Provided material

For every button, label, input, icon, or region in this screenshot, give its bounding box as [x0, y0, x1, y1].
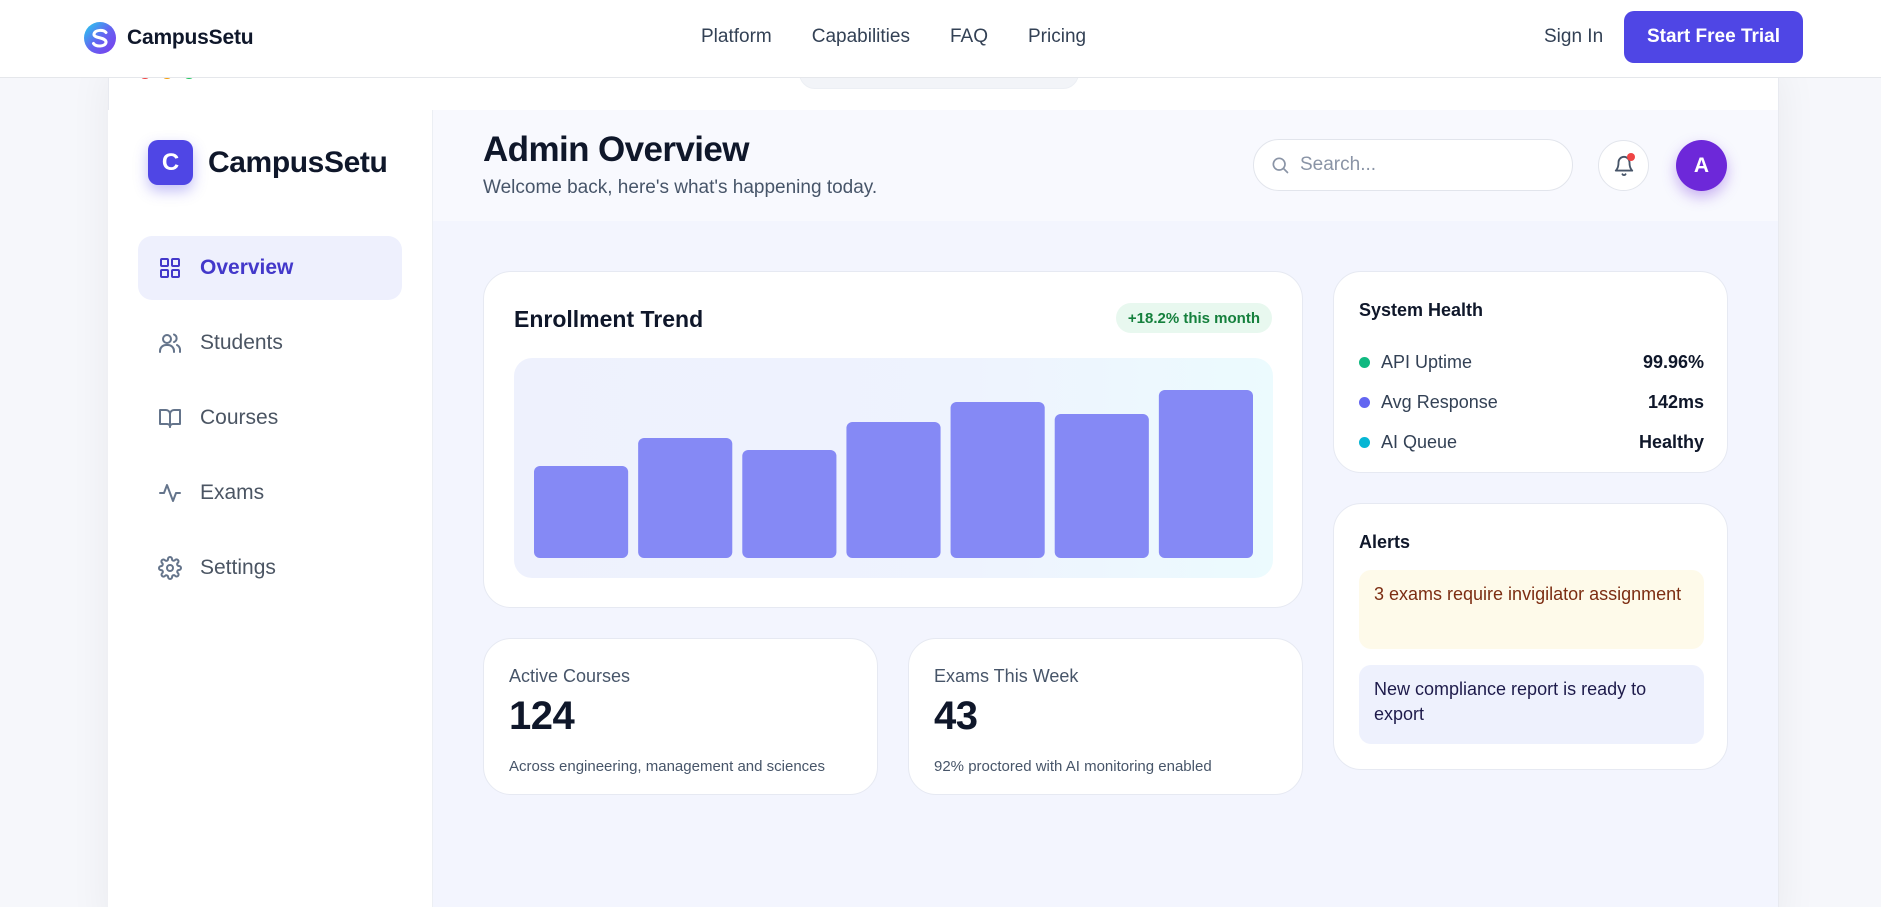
enrollment-bar-chart — [534, 390, 1253, 558]
sidebar-brand-name: CampusSetu — [208, 145, 388, 179]
health-list: API Uptime 99.96% Avg Response 142ms AI … — [1359, 342, 1704, 462]
enrollment-bar-5 — [950, 402, 1045, 558]
health-value: Healthy — [1638, 431, 1704, 452]
status-dot — [1359, 436, 1370, 448]
notification-indicator — [1627, 153, 1635, 161]
status-dot — [1359, 396, 1370, 408]
page-title: Admin Overview — [483, 130, 749, 169]
search-input[interactable] — [1300, 154, 1550, 176]
enrollment-bar-7 — [1158, 390, 1253, 558]
nav-link-platform[interactable]: Platform — [701, 26, 772, 47]
enrollment-bar-2 — [638, 438, 733, 558]
sidebar-item-label: Students — [200, 331, 283, 354]
sidebar-item-label: Settings — [200, 556, 276, 579]
gear-icon — [158, 556, 182, 580]
users-icon — [159, 333, 182, 353]
health-row-ai-queue: AI Queue Healthy — [1359, 422, 1704, 462]
search-box[interactable] — [1253, 139, 1573, 191]
exams-this-week-card: Exams This Week 43 92% proctored with AI… — [908, 638, 1303, 795]
activity-icon — [159, 484, 181, 502]
alert-compliance-report[interactable]: New compliance report is ready to export — [1359, 665, 1704, 744]
page-subtitle: Welcome back, here's what's happening to… — [483, 177, 878, 198]
health-value: 99.96% — [1642, 351, 1704, 372]
health-row-api-uptime: API Uptime 99.96% — [1359, 342, 1704, 382]
enrollment-trend-card: Enrollment Trend +18.2% this month — [483, 271, 1303, 608]
health-label: API Uptime — [1381, 351, 1473, 372]
sidebar-logo: C — [148, 140, 193, 185]
sidebar-brand: C CampusSetu — [148, 140, 388, 185]
sidebar-item-overview[interactable]: Overview — [138, 236, 402, 300]
grid-icon — [160, 258, 180, 278]
alerts-title: Alerts — [1359, 532, 1411, 552]
avatar[interactable]: A — [1676, 140, 1727, 191]
system-health-card: System Health API Uptime 99.96% Avg Resp… — [1333, 271, 1728, 473]
sidebar-item-label: Exams — [200, 481, 265, 504]
stat-note: 92% proctored with AI monitoring enabled — [934, 758, 1212, 775]
top-navbar: CampusSetu Platform Capabilities FAQ Pri… — [0, 0, 1881, 78]
enrollment-bar-1 — [534, 466, 629, 558]
enrollment-bar-6 — [1054, 414, 1149, 558]
notifications-button[interactable] — [1598, 140, 1649, 191]
stat-note: Across engineering, management and scien… — [509, 758, 826, 775]
stat-value: 124 — [509, 694, 575, 738]
sidebar-item-label: Courses — [200, 406, 279, 429]
main-content: Admin Overview Welcome back, here's what… — [433, 110, 1778, 907]
site-brand-name: CampusSetu — [127, 26, 254, 49]
enrollment-bar-4 — [846, 422, 941, 558]
sidebar-item-label: Overview — [200, 256, 294, 279]
trend-badge: +18.2% this month — [1115, 303, 1272, 333]
enrollment-title: Enrollment Trend — [514, 306, 704, 332]
search-icon — [1272, 157, 1289, 174]
campussetu-logo-icon — [84, 22, 116, 54]
health-row-avg-response: Avg Response 142ms — [1359, 382, 1704, 422]
primary-nav: Platform Capabilities FAQ Pricing — [701, 26, 1086, 48]
bell-icon — [1614, 155, 1633, 176]
health-label: Avg Response — [1381, 391, 1498, 412]
enrollment-chart — [514, 358, 1273, 578]
start-free-trial-button[interactable]: Start Free Trial — [1624, 11, 1803, 63]
sidebar-item-exams[interactable]: Exams — [138, 461, 402, 525]
sign-in-link[interactable]: Sign In — [1544, 26, 1604, 47]
page-header: Admin Overview Welcome back, here's what… — [433, 110, 1778, 221]
system-health-title: System Health — [1359, 300, 1484, 320]
nav-link-capabilities[interactable]: Capabilities — [811, 26, 910, 47]
active-courses-card: Active Courses 124 Across engineering, m… — [483, 638, 878, 795]
stat-label: Exams This Week — [934, 666, 1079, 686]
site-brand[interactable]: CampusSetu — [83, 21, 254, 55]
alerts-card: Alerts 3 exams require invigilator assig… — [1333, 503, 1728, 770]
sidebar-menu: Overview Students Courses Exams — [138, 236, 402, 611]
health-label: AI Queue — [1381, 431, 1458, 452]
nav-link-pricing[interactable]: Pricing — [1028, 26, 1087, 47]
alert-invigilator[interactable]: 3 exams require invigilator assignment — [1359, 570, 1704, 649]
stat-label: Active Courses — [509, 666, 631, 686]
nav-link-faq[interactable]: FAQ — [949, 26, 988, 47]
sidebar-item-settings[interactable]: Settings — [138, 536, 402, 600]
health-value: 142ms — [1647, 391, 1704, 412]
enrollment-bar-3 — [742, 450, 837, 558]
sidebar: C CampusSetu Overview Students Courses — [108, 110, 433, 907]
book-icon — [159, 409, 181, 428]
status-dot — [1359, 356, 1370, 368]
sidebar-item-courses[interactable]: Courses — [138, 386, 402, 450]
sidebar-item-students[interactable]: Students — [138, 311, 402, 375]
stat-value: 43 — [934, 694, 978, 738]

Exercise requirements
Rewrite the items above with every "status-dot" changed to "status-indicator" and everything else unchanged. Leave the pictures out.

Task result
For every button, label, input, icon, or region in this screenshot, give its bounding box as [x0, y0, x1, y1].
enrollment-bar-chart — [534, 390, 1253, 558]
sidebar-brand-name: CampusSetu — [208, 145, 388, 179]
health-list: API Uptime 99.96% Avg Response 142ms AI … — [1359, 342, 1704, 462]
enrollment-bar-5 — [950, 402, 1045, 558]
health-value: Healthy — [1638, 431, 1704, 452]
status-indicator — [1359, 436, 1370, 448]
notification-indicator — [1627, 153, 1635, 161]
status-indicator — [1359, 396, 1370, 408]
page-title: Admin Overview — [483, 130, 749, 169]
search-input[interactable] — [1300, 154, 1550, 176]
enrollment-bar-7 — [1158, 390, 1253, 558]
nav-link-platform[interactable]: Platform — [701, 26, 772, 47]
enrollment-bar-2 — [638, 438, 733, 558]
sidebar-item-label: Students — [200, 331, 283, 354]
sidebar-item-label: Settings — [200, 556, 276, 579]
gear-icon — [158, 556, 182, 580]
users-icon — [159, 333, 182, 353]
health-row-ai-queue: AI Queue Healthy — [1359, 422, 1704, 462]
search-box[interactable] — [1253, 139, 1573, 191]
exams-this-week-card: Exams This Week 43 92% proctored with AI… — [908, 638, 1303, 795]
activity-icon — [159, 484, 181, 502]
alert-compliance-report[interactable]: New compliance report is ready to export — [1359, 665, 1704, 744]
page-subtitle: Welcome back, here's what's happening to… — [483, 177, 878, 198]
health-value: 99.96% — [1642, 351, 1704, 372]
health-row-api-uptime: API Uptime 99.96% — [1359, 342, 1704, 382]
enrollment-trend-card: Enrollment Trend +18.2% this month — [483, 271, 1303, 608]
health-label: API Uptime — [1381, 351, 1473, 372]
sidebar-logo: C — [148, 140, 193, 185]
sidebar-brand: C CampusSetu — [148, 140, 388, 185]
sidebar-item-overview[interactable]: Overview — [138, 236, 402, 300]
grid-icon — [160, 258, 180, 278]
alerts-title: Alerts — [1359, 532, 1411, 552]
avatar[interactable]: A — [1676, 140, 1727, 191]
system-health-card: System Health API Uptime 99.96% Avg Resp… — [1333, 271, 1728, 473]
sidebar-item-label: Exams — [200, 481, 265, 504]
stat-note: 92% proctored with AI monitoring enabled — [934, 758, 1212, 775]
top-navbar: CampusSetu Platform Capabilities FAQ Pri… — [0, 0, 1881, 78]
enrollment-bar-1 — [534, 466, 629, 558]
enrollment-bar-6 — [1054, 414, 1149, 558]
notifications-button[interactable] — [1598, 140, 1649, 191]
stat-note: Across engineering, management and scien… — [509, 758, 826, 775]
stat-value: 124 — [509, 694, 575, 738]
sidebar-item-label: Courses — [200, 406, 279, 429]
main-content: Admin Overview Welcome back, here's what… — [433, 110, 1778, 907]
site-brand-name: CampusSetu — [127, 26, 254, 49]
enrollment-bar-4 — [846, 422, 941, 558]
sidebar-item-label: Overview — [200, 256, 294, 279]
trend-badge: +18.2% this month — [1115, 303, 1272, 333]
enrollment-title: Enrollment Trend — [514, 306, 704, 332]
search-icon — [1272, 157, 1289, 174]
campussetu-logo-icon — [84, 22, 116, 54]
health-row-avg-response: Avg Response 142ms — [1359, 382, 1704, 422]
primary-nav: Platform Capabilities FAQ Pricing — [701, 26, 1086, 48]
bell-icon — [1614, 155, 1633, 176]
health-label: Avg Response — [1381, 391, 1498, 412]
enrollment-chart — [514, 358, 1273, 578]
start-free-trial-button[interactable]: Start Free Trial — [1624, 11, 1803, 63]
sidebar-item-exams[interactable]: Exams — [138, 461, 402, 525]
sign-in-link[interactable]: Sign In — [1544, 26, 1604, 47]
page-header: Admin Overview Welcome back, here's what… — [433, 110, 1778, 221]
system-health-title: System Health — [1359, 300, 1484, 320]
nav-link-capabilities[interactable]: Capabilities — [811, 26, 910, 47]
active-courses-card: Active Courses 124 Across engineering, m… — [483, 638, 878, 795]
stat-label: Exams This Week — [934, 666, 1079, 686]
site-brand[interactable]: CampusSetu — [83, 21, 254, 55]
alerts-card: Alerts 3 exams require invigilator assig… — [1333, 503, 1728, 770]
sidebar-menu: Overview Students Courses Exams — [138, 236, 402, 611]
health-label: AI Queue — [1381, 431, 1458, 452]
nav-link-pricing[interactable]: Pricing — [1028, 26, 1087, 47]
alert-invigilator[interactable]: 3 exams require invigilator assignment — [1359, 570, 1704, 649]
stat-label: Active Courses — [509, 666, 631, 686]
nav-link-faq[interactable]: FAQ — [949, 26, 988, 47]
sidebar-item-settings[interactable]: Settings — [138, 536, 402, 600]
health-value: 142ms — [1647, 391, 1704, 412]
enrollment-bar-3 — [742, 450, 837, 558]
sidebar: C CampusSetu Overview Students Courses — [108, 110, 433, 907]
book-icon — [159, 409, 181, 428]
status-indicator — [1359, 356, 1370, 368]
sidebar-item-courses[interactable]: Courses — [138, 386, 402, 450]
sidebar-item-students[interactable]: Students — [138, 311, 402, 375]
stat-value: 43 — [934, 694, 978, 738]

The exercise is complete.